[Stored records]
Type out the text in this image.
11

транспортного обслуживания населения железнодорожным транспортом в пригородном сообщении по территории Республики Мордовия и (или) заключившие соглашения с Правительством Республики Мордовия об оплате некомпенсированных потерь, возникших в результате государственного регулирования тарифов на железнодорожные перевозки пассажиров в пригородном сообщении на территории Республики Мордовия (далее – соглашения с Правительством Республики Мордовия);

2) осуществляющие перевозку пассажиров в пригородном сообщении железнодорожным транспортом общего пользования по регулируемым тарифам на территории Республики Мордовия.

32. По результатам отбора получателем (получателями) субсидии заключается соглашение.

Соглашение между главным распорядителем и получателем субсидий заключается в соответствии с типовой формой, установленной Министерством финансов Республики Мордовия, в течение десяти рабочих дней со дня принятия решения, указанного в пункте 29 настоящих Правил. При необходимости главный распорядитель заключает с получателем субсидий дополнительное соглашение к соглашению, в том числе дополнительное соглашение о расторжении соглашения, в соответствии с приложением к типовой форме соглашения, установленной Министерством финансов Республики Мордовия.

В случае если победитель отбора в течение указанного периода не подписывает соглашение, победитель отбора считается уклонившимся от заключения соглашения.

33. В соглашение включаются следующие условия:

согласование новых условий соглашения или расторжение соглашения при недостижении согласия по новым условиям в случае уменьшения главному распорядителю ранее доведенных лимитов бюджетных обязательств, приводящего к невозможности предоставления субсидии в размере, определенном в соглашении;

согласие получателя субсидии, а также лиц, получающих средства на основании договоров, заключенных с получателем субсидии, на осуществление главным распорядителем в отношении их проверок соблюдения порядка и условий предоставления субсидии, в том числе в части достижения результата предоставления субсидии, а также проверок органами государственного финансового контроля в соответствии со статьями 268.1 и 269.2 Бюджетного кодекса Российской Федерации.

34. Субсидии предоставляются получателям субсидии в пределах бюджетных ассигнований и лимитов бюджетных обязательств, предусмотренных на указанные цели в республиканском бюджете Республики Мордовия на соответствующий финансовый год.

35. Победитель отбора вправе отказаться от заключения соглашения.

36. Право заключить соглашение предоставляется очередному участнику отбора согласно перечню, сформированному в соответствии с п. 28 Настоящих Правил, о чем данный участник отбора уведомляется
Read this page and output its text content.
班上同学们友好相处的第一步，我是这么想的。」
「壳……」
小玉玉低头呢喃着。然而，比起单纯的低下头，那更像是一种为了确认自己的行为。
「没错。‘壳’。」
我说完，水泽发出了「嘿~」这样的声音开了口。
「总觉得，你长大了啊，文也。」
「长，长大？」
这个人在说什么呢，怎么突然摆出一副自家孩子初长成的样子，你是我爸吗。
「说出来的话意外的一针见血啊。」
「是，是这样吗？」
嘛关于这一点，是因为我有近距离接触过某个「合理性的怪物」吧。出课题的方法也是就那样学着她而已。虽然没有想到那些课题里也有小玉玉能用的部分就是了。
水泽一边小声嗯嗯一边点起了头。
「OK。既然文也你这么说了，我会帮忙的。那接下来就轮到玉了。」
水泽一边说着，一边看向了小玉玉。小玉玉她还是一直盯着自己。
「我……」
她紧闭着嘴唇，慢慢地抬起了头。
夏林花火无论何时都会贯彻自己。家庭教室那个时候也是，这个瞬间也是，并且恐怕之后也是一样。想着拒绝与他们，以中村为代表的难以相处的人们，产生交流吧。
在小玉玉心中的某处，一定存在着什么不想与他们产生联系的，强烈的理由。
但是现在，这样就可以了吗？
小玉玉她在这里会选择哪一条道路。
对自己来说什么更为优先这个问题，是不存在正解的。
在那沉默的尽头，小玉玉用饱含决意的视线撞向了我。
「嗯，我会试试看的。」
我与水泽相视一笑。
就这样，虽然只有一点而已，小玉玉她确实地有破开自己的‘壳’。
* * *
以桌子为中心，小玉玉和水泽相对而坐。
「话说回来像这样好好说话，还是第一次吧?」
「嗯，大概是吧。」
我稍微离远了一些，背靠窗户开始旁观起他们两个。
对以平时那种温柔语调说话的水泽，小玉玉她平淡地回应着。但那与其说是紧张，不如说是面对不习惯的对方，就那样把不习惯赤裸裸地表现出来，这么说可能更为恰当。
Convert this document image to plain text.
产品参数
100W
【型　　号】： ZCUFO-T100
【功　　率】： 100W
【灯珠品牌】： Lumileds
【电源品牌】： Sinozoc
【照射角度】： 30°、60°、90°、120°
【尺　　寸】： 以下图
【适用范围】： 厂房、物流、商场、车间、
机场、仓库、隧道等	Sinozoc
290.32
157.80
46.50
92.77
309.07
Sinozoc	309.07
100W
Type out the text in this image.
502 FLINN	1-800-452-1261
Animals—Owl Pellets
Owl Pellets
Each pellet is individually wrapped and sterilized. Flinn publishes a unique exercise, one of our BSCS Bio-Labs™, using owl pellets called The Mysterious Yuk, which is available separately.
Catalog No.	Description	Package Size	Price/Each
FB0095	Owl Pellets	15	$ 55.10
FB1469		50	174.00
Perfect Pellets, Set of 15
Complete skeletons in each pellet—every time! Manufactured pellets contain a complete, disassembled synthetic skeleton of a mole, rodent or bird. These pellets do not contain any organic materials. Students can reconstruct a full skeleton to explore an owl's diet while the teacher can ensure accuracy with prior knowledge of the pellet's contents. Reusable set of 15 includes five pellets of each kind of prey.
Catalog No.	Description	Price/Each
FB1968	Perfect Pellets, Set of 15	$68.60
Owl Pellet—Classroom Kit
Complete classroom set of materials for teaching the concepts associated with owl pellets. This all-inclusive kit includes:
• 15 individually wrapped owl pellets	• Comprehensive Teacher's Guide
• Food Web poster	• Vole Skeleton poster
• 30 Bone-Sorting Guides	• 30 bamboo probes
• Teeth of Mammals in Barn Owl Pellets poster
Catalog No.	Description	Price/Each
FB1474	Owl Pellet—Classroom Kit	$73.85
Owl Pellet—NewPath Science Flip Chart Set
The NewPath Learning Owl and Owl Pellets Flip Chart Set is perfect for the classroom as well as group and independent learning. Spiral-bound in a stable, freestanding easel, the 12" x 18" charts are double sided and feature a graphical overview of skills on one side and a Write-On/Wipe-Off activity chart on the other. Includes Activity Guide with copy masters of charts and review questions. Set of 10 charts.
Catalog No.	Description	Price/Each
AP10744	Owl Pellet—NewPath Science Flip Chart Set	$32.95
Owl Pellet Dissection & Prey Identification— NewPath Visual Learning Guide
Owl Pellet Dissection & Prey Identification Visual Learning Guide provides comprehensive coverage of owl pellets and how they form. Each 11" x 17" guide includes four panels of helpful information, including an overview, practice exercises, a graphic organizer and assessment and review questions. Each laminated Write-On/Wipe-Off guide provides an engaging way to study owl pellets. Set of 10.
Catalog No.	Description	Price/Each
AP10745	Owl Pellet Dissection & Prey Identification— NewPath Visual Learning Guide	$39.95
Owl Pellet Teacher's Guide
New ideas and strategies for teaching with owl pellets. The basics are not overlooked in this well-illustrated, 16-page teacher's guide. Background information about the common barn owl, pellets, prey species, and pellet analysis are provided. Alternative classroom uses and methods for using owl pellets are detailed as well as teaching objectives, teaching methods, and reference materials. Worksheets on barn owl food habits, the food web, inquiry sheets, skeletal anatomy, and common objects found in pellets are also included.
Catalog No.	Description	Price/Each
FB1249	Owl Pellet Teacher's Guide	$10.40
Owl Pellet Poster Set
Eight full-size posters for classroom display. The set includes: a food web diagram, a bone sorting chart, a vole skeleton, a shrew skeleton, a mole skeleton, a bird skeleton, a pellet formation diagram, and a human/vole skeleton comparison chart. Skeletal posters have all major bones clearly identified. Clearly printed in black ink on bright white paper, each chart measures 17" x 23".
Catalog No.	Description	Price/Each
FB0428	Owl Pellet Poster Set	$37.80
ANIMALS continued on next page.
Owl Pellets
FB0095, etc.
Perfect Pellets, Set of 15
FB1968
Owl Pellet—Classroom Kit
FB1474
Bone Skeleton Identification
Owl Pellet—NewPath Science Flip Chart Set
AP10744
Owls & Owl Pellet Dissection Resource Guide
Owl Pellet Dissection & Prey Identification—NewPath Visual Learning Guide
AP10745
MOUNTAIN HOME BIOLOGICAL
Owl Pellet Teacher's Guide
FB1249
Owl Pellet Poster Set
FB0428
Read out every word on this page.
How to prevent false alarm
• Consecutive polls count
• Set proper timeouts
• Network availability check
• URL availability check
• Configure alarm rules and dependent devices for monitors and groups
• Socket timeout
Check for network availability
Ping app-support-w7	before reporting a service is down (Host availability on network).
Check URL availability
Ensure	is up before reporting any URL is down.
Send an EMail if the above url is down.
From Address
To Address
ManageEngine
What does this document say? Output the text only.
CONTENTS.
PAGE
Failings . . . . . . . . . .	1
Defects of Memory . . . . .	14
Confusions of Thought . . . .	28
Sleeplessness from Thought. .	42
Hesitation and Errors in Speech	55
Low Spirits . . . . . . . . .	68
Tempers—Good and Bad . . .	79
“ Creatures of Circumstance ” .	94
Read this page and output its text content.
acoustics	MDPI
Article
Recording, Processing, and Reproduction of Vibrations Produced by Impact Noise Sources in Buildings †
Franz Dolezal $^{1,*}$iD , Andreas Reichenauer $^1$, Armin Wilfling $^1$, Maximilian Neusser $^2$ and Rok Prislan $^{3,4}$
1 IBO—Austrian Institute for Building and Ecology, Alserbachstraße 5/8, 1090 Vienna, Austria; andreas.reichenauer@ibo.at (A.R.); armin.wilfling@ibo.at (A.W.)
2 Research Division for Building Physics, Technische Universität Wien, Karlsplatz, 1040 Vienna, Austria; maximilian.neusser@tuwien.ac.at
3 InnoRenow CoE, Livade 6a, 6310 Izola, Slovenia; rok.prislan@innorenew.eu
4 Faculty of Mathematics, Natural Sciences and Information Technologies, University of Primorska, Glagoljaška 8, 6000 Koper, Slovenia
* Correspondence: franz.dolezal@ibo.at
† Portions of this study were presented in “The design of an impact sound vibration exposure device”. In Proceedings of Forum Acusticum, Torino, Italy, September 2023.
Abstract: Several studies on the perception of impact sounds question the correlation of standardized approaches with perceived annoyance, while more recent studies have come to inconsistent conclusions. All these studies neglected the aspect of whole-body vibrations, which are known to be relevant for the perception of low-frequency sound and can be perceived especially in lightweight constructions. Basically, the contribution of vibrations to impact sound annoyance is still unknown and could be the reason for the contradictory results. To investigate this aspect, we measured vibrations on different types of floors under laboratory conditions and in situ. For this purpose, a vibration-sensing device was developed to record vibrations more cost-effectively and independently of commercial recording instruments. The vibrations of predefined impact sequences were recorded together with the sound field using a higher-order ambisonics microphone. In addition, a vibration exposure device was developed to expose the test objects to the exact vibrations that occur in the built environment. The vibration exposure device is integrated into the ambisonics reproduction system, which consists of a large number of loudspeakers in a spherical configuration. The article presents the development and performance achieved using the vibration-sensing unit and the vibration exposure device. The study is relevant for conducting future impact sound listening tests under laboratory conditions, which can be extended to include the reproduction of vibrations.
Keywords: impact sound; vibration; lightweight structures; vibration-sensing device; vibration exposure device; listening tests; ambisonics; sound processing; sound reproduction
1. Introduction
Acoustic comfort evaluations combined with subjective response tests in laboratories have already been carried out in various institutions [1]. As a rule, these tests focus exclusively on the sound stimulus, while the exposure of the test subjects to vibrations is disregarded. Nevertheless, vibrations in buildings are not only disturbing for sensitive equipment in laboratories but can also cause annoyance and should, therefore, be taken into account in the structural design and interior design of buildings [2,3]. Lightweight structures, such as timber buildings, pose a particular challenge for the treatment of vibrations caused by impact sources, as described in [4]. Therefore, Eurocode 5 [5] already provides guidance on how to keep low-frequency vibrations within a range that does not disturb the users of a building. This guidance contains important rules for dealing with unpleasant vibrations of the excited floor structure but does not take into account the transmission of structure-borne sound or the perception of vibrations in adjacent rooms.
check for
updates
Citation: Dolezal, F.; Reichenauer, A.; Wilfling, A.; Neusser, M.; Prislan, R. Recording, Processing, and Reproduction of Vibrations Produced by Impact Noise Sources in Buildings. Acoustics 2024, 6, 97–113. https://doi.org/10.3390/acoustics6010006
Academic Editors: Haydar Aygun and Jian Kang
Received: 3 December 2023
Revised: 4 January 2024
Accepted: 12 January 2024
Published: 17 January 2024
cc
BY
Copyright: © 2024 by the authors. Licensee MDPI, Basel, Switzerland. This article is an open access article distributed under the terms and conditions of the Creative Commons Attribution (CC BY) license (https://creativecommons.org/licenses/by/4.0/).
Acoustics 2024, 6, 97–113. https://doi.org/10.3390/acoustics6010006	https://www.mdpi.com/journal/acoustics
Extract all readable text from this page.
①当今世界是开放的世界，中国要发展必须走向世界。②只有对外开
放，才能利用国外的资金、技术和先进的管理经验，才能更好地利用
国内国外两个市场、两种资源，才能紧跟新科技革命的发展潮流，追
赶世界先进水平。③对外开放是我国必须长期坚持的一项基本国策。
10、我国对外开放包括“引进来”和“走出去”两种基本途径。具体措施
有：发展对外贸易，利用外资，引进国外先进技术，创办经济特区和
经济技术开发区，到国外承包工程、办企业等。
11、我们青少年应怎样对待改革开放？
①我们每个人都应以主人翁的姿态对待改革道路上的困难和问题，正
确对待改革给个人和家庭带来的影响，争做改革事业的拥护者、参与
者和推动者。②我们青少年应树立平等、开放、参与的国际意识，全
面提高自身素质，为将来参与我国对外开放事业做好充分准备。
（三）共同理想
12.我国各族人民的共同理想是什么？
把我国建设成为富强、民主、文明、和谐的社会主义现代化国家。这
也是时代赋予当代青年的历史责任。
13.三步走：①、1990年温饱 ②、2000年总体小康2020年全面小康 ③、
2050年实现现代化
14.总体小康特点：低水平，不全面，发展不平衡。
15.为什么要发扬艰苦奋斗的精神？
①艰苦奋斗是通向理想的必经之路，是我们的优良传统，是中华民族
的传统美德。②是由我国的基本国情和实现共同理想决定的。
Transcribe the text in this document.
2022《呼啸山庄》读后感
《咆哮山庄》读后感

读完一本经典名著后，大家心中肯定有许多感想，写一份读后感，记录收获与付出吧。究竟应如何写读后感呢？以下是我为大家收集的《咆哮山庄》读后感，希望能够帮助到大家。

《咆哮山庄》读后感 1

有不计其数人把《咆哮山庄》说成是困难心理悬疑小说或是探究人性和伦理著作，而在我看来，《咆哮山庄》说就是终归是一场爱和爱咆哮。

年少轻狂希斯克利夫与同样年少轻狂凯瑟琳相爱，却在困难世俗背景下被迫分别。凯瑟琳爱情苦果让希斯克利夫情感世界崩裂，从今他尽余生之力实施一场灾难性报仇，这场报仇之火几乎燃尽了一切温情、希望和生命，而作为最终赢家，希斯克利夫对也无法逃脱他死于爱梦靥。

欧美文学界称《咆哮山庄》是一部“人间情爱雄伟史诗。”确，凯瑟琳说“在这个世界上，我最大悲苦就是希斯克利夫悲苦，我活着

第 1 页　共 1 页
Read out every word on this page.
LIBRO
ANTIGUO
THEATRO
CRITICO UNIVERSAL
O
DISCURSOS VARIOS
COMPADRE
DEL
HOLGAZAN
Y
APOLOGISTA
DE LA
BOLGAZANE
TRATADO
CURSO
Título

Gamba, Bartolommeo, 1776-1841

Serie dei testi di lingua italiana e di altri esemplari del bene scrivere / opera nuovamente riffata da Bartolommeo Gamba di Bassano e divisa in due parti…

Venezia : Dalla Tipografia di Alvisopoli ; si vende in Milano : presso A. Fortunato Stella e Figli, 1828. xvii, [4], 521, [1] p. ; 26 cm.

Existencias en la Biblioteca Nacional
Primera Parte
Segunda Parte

GIVEN PROBLEM: From the data above, copy out every line with the string "заключения" in it.

ANSWER TO THE TASK:
В случае если победитель отбора в течение указанного периода не подписывает соглашение, победитель отбора считается уклонившимся от заключения соглашения.
35. Победитель отбора вправе отказаться от заключения соглашения.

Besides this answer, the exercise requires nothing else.